Work instructions:
Quote, verbatim, all material below, without pictures.
━━━━━━━━━━━━━━━━━━━━
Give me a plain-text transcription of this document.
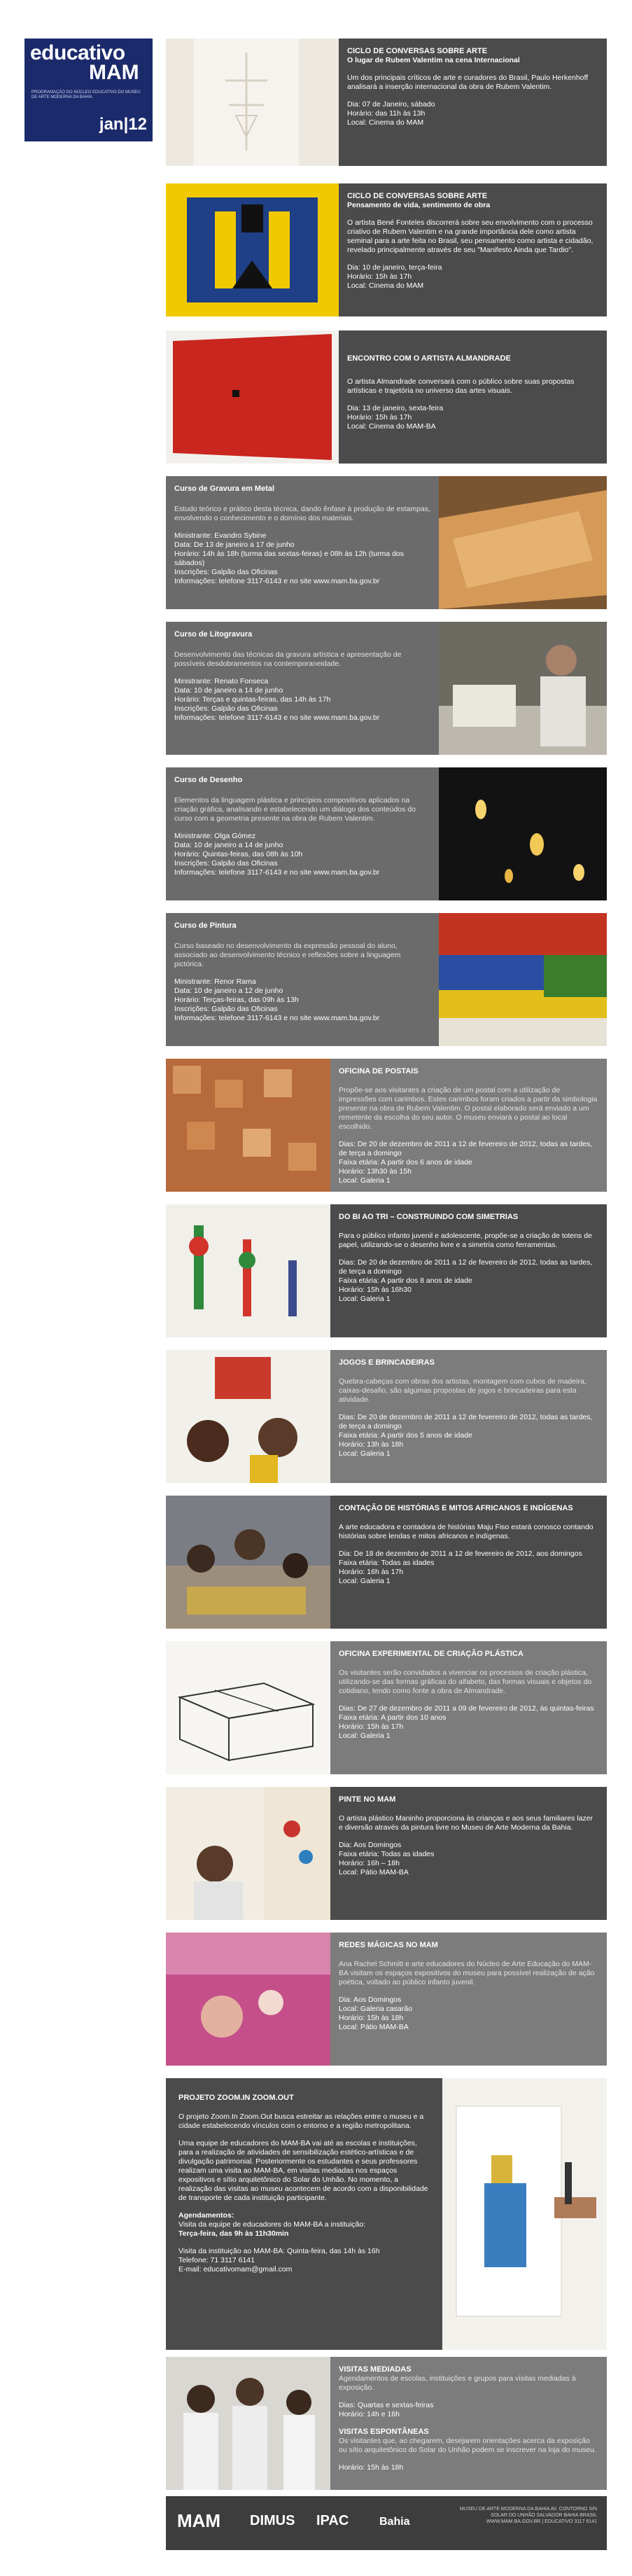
educativo
MAM
PROGRAMAÇÃO DO NÚCLEO EDUCATIVO DO MUSEU DE ARTE MODERNA DA BAHIA
jan|12
CICLO DE CONVERSAS SOBRE ARTE

O lugar de Rubem Valentim na cena Internacional

Um dos principais críticos de arte e curadores do Brasil, Paulo Herkenhoff analisará a inserção internacional da obra de Rubem Valentim.

Dia: 07 de Janeiro, sábado
Horário: das 11h às 13h
Local: Cinema do MAM
CICLO DE CONVERSAS SOBRE ARTE

Pensamento de vida, sentimento de obra

O artista Bené Fonteles discorrerá sobre seu envolvimento com o processo criativo de Rubem Valentim e na grande importância dele como artista seminal para a arte feita no Brasil, seu pensamento como artista e cidadão, revelado principalmente através de seu "Manifesto Ainda que Tardio".

Dia: 10 de janeiro, terça-feira
Horário: 15h às 17h
Local: Cinema do MAM
ENCONTRO COM O ARTISTA ALMANDRADE

O artista Almandrade conversará com o público sobre suas propostas artísticas e trajetória no universo das artes visuais.

Dia: 13 de janeiro, sexta-feira
Horário: 15h às 17h
Local: Cinema do MAM-BA
Curso de Gravura em Metal

Estudo teórico e prático desta técnica, dando ênfase à produção de estampas, envolvendo o conhecimento e o domínio dos materiais.

Ministrante: Evandro Sybine
Data: De 13 de janeiro a 17 de junho
Horário: 14h às 18h (turma das sextas-feiras) e 08h às 12h (turma dos sábados)
Inscrições: Galpão das Oficinas
Informações: telefone 3117-6143 e no site www.mam.ba.gov.br
Curso de Litogravura

Desenvolvimento das técnicas da gravura artística e apresentação de possíveis desdobramentos na contemporaneidade.

Ministrante: Renato Fonseca
Data: 10 de janeiro a 14 de junho
Horário: Terças e quintas-feiras, das 14h às 17h
Inscrições: Galpão das Oficinas
Informações: telefone 3117-6143 e no site www.mam.ba.gov.br
Curso de Desenho

Elementos da linguagem plástica e princípios compositivos aplicados na criação gráfica, analisando e estabelecendo um diálogo dos conteúdos do curso com a geometria presente na obra de Rubem Valentim.

Ministrante: Olga Gómez
Data: 10 de janeiro a 14 de junho
Horário: Quintas-feiras, das 08h às 10h
Inscrições: Galpão das Oficinas
Informações: telefone 3117-6143 e no site www.mam.ba.gov.br
Curso de Pintura

Curso baseado no desenvolvimento da expressão pessoal do aluno, associado ao desenvolvimento técnico e reflexões sobre a linguagem pictórica.

Ministrante: Renor Rama
Data: 10 de janeiro a 12 de junho
Horário: Terças-feiras, das 09h às 13h
Inscrições: Galpão das Oficinas
Informações: telefone 3117-6143 e no site www.mam.ba.gov.br
OFICINA DE POSTAIS

Propõe-se aos visitantes a criação de um postal com a utilização de impressões com carimbos. Estes carimbos foram criados a partir da simbologia presente na obra de Rubem Valentim. O postal elaborado será enviado a um remetente da escolha do seu autor. O museu enviará o postal ao local escolhido.

Dias: De 20 de dezembro de 2011 a 12 de fevereiro de 2012, todas as tardes, de terça a domingo
Faixa etária: A partir dos 6 anos de idade
Horário: 13h30 às 15h
Local: Galeria 1
DO BI AO TRI – CONSTRUINDO COM SIMETRIAS

Para o público infanto juvenil e adolescente, propõe-se a criação de totens de papel, utilizando-se o desenho livre e a simetria como ferramentas.

Dias: De 20 de dezembro de 2011 a 12 de fevereiro de 2012, todas as tardes, de terça a domingo
Faixa etária: A partir dos 8 anos de idade
Horário: 15h às 16h30
Local: Galeria 1
JOGOS E BRINCADEIRAS

Quebra-cabeças com obras dos artistas, montagem com cubos de madeira, caixas-desafio, são algumas propostas de jogos e brincadeiras para esta atividade.

Dias: De 20 de dezembro de 2011 a 12 de fevereiro de 2012, todas as tardes, de terça a domingo
Faixa etária: A partir dos 5 anos de idade
Horário: 13h às 18h
Local: Galeria 1
CONTAÇÃO DE HISTÓRIAS E MITOS AFRICANOS E INDÍGENAS

A arte educadora e contadora de histórias Maju Fiso estará conosco contando histórias sobre lendas e mitos africanos e indígenas.

Dia: De 18 de dezembro de 2011 a 12 de fevereiro de 2012, aos domingos
Faixa etária: Todas as idades
Horário: 16h às 17h
Local: Galeria 1
OFICINA EXPERIMENTAL DE CRIAÇÃO PLÁSTICA

Os visitantes serão convidados a vivenciar os processos de criação plástica, utilizando-se das formas gráficas do alfabeto, das formas visuais e objetos do cotidiano, tendo como fonte a obra de Almandrade.

Dias: De 27 de dezembro de 2011 a 09 de fevereiro de 2012, às quintas-feiras
Faixa etária: A partir dos 10 anos
Horário: 15h às 17h
Local: Galeria 1
PINTE NO MAM

O artista plástico Maninho proporciona às crianças e aos seus familiares lazer e diversão através da pintura livre no Museu de Arte Moderna da Bahia.

Dia: Aos Domingos
Faixa etária: Todas as idades
Horário: 16h – 18h
Local: Pátio MAM-BA
REDES MÁGICAS NO MAM

Ana Rachel Schmitt e arte educadores do Núcleo de Arte Educação do MAM-BA visitam os espaços expositivos do museu para possível realização de ação poética, voltado ao público infanto juvenil.

Dia: Aos Domingos
Local: Galeria casarão
Horário: 15h às 18h
Local: Pátio MAM-BA
PROJETO ZOOM.IN ZOOM.OUT

O projeto Zoom.In Zoom.Out busca estreitar as relações entre o museu e a cidade estabelecendo vínculos com o entorno e a região metropolitana.

Uma equipe de educadores do MAM-BA vai até as escolas e instituições, para a realização de atividades de sensibilização estético-artísticas e de divulgação patrimonial. Posteriormente os estudantes e seus professores realizam uma visita ao MAM-BA, em visitas mediadas nos espaços expositivos e sítio arquitetônico do Solar do Unhão. No momento, a realização das visitas ao museu acontecem de acordo com a disponibilidade de transporte de cada instituição participante.

Agendamentos:
Visita da equipe de educadores do MAM-BA a instituição:
Terça-feira, das 9h às 11h30min
Visita da instituição ao MAM-BA: Quinta-feira, das 14h às 16h
Telefone: 71 3117 6141
E-mail: educativomam@gmail.com
VISITAS MEDIADAS

Agendamentos de escolas, instituições e grupos para visitas mediadas à exposição.

Dias: Quartas e sextas-feiras
Horário: 14h e 16h
VISITAS ESPONTÂNEAS

Os visitantes que, ao chegarem, desejarem orientações acerca da exposição ou sítio arquitetônico do Solar do Unhão podem se inscrever na loja do museu.

Horário: 15h às 18h
MAM DIMUS IPAC	Bahia
MUSEU DE ARTE MODERNA DA BAHIA AV. CONTORNO S/N SOLAR DO UNHÃO SALVADOR BAHIA BRASIL WWW.MAM.BA.GOV.BR | EDUCATIVO 3117 6141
━━━━━━━━━━━━━━━━━━━━
Output below:
Give me a plain-text transcription of this document.
educativo
MAM
PROGRAMAÇÃO DO NÚCLEO EDUCATIVO DO MUSEU DE ARTE MODERNA DA BAHIA
jan|12
CICLO DE CONVERSAS SOBRE ARTE

O lugar de Rubem Valentim na cena Internacional

Um dos principais críticos de arte e curadores do Brasil, Paulo Herkenhoff analisará a inserção internacional da obra de Rubem Valentim.

Dia: 07 de Janeiro, sábado
Horário: das 11h às 13h
Local: Cinema do MAM
CICLO DE CONVERSAS SOBRE ARTE

Pensamento de vida, sentimento de obra

O artista Bené Fonteles discorrerá sobre seu envolvimento com o processo criativo de Rubem Valentim e na grande importância dele como artista seminal para a arte feita no Brasil, seu pensamento como artista e cidadão, revelado principalmente através de seu "Manifesto Ainda que Tardio".

Dia: 10 de janeiro, terça-feira
Horário: 15h às 17h
Local: Cinema do MAM
ENCONTRO COM O ARTISTA ALMANDRADE

O artista Almandrade conversará com o público sobre suas propostas artísticas e trajetória no universo das artes visuais.

Dia: 13 de janeiro, sexta-feira
Horário: 15h às 17h
Local: Cinema do MAM-BA
Curso de Gravura em Metal

Estudo teórico e prático desta técnica, dando ênfase à produção de estampas, envolvendo o conhecimento e o domínio dos materiais.

Ministrante: Evandro Sybine
Data: De 13 de janeiro a 17 de junho
Horário: 14h às 18h (turma das sextas-feiras) e 08h às 12h (turma dos sábados)
Inscrições: Galpão das Oficinas
Informações: telefone 3117-6143 e no site www.mam.ba.gov.br
Curso de Litogravura

Desenvolvimento das técnicas da gravura artística e apresentação de possíveis desdobramentos na contemporaneidade.

Ministrante: Renato Fonseca
Data: 10 de janeiro a 14 de junho
Horário: Terças e quintas-feiras, das 14h às 17h
Inscrições: Galpão das Oficinas
Informações: telefone 3117-6143 e no site www.mam.ba.gov.br
Curso de Desenho

Elementos da linguagem plástica e princípios compositivos aplicados na criação gráfica, analisando e estabelecendo um diálogo dos conteúdos do curso com a geometria presente na obra de Rubem Valentim.

Ministrante: Olga Gómez
Data: 10 de janeiro a 14 de junho
Horário: Quintas-feiras, das 08h às 10h
Inscrições: Galpão das Oficinas
Informações: telefone 3117-6143 e no site www.mam.ba.gov.br
Curso de Pintura

Curso baseado no desenvolvimento da expressão pessoal do aluno, associado ao desenvolvimento técnico e reflexões sobre a linguagem pictórica.

Ministrante: Renor Rama
Data: 10 de janeiro a 12 de junho
Horário: Terças-feiras, das 09h às 13h
Inscrições: Galpão das Oficinas
Informações: telefone 3117-6143 e no site www.mam.ba.gov.br
OFICINA DE POSTAIS

Propõe-se aos visitantes a criação de um postal com a utilização de impressões com carimbos. Estes carimbos foram criados a partir da simbologia presente na obra de Rubem Valentim. O postal elaborado será enviado a um remetente da escolha do seu autor. O museu enviará o postal ao local escolhido.

Dias: De 20 de dezembro de 2011 a 12 de fevereiro de 2012, todas as tardes, de terça a domingo
Faixa etária: A partir dos 6 anos de idade
Horário: 13h30 às 15h
Local: Galeria 1
DO BI AO TRI – CONSTRUINDO COM SIMETRIAS

Para o público infanto juvenil e adolescente, propõe-se a criação de totens de papel, utilizando-se o desenho livre e a simetria como ferramentas.

Dias: De 20 de dezembro de 2011 a 12 de fevereiro de 2012, todas as tardes, de terça a domingo
Faixa etária: A partir dos 8 anos de idade
Horário: 15h às 16h30
Local: Galeria 1
JOGOS E BRINCADEIRAS

Quebra-cabeças com obras dos artistas, montagem com cubos de madeira, caixas-desafio, são algumas propostas de jogos e brincadeiras para esta atividade.

Dias: De 20 de dezembro de 2011 a 12 de fevereiro de 2012, todas as tardes, de terça a domingo
Faixa etária: A partir dos 5 anos de idade
Horário: 13h às 18h
Local: Galeria 1
CONTAÇÃO DE HISTÓRIAS E MITOS AFRICANOS E INDÍGENAS

A arte educadora e contadora de histórias Maju Fiso estará conosco contando histórias sobre lendas e mitos africanos e indígenas.

Dia: De 18 de dezembro de 2011 a 12 de fevereiro de 2012, aos domingos
Faixa etária: Todas as idades
Horário: 16h às 17h
Local: Galeria 1
OFICINA EXPERIMENTAL DE CRIAÇÃO PLÁSTICA

Os visitantes serão convidados a vivenciar os processos de criação plástica, utilizando-se das formas gráficas do alfabeto, das formas visuais e objetos do cotidiano, tendo como fonte a obra de Almandrade.

Dias: De 27 de dezembro de 2011 a 09 de fevereiro de 2012, às quintas-feiras
Faixa etária: A partir dos 10 anos
Horário: 15h às 17h
Local: Galeria 1
PINTE NO MAM

O artista plástico Maninho proporciona às crianças e aos seus familiares lazer e diversão através da pintura livre no Museu de Arte Moderna da Bahia.

Dia: Aos Domingos
Faixa etária: Todas as idades
Horário: 16h – 18h
Local: Pátio MAM-BA
REDES MÁGICAS NO MAM

Ana Rachel Schmitt e arte educadores do Núcleo de Arte Educação do MAM-BA visitam os espaços expositivos do museu para possível realização de ação poética, voltado ao público infanto juvenil.

Dia: Aos Domingos
Local: Galeria casarão
Horário: 15h às 18h
Local: Pátio MAM-BA
PROJETO ZOOM.IN ZOOM.OUT

O projeto Zoom.In Zoom.Out busca estreitar as relações entre o museu e a cidade estabelecendo vínculos com o entorno e a região metropolitana.

Uma equipe de educadores do MAM-BA vai até as escolas e instituições, para a realização de atividades de sensibilização estético-artísticas e de divulgação patrimonial. Posteriormente os estudantes e seus professores realizam uma visita ao MAM-BA, em visitas mediadas nos espaços expositivos e sítio arquitetônico do Solar do Unhão. No momento, a realização das visitas ao museu acontecem de acordo com a disponibilidade de transporte de cada instituição participante.

Agendamentos:
Visita da equipe de educadores do MAM-BA a instituição:
Terça-feira, das 9h às 11h30min
Visita da instituição ao MAM-BA: Quinta-feira, das 14h às 16h
Telefone: 71 3117 6141
E-mail: educativomam@gmail.com
VISITAS MEDIADAS

Agendamentos de escolas, instituições e grupos para visitas mediadas à exposição.

Dias: Quartas e sextas-feiras
Horário: 14h e 16h
VISITAS ESPONTÂNEAS

Os visitantes que, ao chegarem, desejarem orientações acerca da exposição ou sítio arquitetônico do Solar do Unhão podem se inscrever na loja do museu.

Horário: 15h às 18h
MAM DIMUS IPAC	Bahia
MUSEU DE ARTE MODERNA DA BAHIA AV. CONTORNO S/N SOLAR DO UNHÃO SALVADOR BAHIA BRASIL WWW.MAM.BA.GOV.BR | EDUCATIVO 3117 6141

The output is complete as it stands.